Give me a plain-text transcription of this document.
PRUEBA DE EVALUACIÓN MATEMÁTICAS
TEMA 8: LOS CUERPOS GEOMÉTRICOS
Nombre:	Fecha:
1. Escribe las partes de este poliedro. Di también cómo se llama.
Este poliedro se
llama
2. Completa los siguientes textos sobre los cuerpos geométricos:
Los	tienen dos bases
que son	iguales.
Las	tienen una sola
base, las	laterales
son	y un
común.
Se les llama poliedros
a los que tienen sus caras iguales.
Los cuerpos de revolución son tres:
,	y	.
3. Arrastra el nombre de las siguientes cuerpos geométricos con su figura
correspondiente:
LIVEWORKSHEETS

• **INSTRUCTIONS TO FOLLOW**: Copy every line of the records word for word.

• **RESULT OF THE EXERCISE**:
Give me a plain-text transcription of this document.
PRUEBA DE EVALUACIÓN MATEMÁTICAS
TEMA 8: LOS CUERPOS GEOMÉTRICOS
Nombre:	Fecha:
1. Escribe las partes de este poliedro. Di también cómo se llama.
Este poliedro se
llama
2. Completa los siguientes textos sobre los cuerpos geométricos:
Los	tienen dos bases
que son	iguales.
Las	tienen una sola
base, las	laterales
son	y un
común.
Se les llama poliedros
a los que tienen sus caras iguales.
Los cuerpos de revolución son tres:
,	y	.
3. Arrastra el nombre de las siguientes cuerpos geométricos con su figura
correspondiente:
LIVEWORKSHEETS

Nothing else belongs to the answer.